▶ [What to do]
Pick out every line with the word "username" and copy it.

▶ [Data rows]
|---|

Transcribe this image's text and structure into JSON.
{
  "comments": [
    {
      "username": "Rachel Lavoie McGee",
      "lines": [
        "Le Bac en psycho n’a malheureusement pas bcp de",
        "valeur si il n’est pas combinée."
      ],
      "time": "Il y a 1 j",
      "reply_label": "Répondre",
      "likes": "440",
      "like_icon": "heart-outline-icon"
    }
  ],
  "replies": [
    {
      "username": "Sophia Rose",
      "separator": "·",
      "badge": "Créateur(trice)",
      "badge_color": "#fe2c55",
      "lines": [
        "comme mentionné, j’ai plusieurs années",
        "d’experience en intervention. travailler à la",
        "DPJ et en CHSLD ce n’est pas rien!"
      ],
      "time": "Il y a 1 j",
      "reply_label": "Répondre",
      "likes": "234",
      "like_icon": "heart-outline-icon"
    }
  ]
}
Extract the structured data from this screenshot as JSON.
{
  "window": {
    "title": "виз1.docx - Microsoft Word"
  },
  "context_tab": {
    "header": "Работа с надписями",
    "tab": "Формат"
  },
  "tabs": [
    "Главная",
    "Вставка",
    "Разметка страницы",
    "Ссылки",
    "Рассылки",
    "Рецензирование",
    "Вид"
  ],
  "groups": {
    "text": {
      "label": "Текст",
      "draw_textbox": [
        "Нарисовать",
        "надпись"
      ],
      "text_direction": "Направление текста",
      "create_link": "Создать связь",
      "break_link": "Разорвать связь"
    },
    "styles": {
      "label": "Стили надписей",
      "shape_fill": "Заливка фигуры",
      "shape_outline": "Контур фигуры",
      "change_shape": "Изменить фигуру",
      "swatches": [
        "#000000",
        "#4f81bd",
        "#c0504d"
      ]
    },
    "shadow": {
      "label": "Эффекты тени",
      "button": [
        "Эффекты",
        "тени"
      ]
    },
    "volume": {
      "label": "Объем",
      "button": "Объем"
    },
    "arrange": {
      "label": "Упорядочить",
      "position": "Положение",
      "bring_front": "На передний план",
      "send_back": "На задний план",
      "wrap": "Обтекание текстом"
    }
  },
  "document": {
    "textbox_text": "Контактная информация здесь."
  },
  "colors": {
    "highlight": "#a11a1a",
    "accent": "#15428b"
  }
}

|---|

▶ [Output for this exercise]
      "username": "Rachel Lavoie McGee",
      "username": "Sophia Rose",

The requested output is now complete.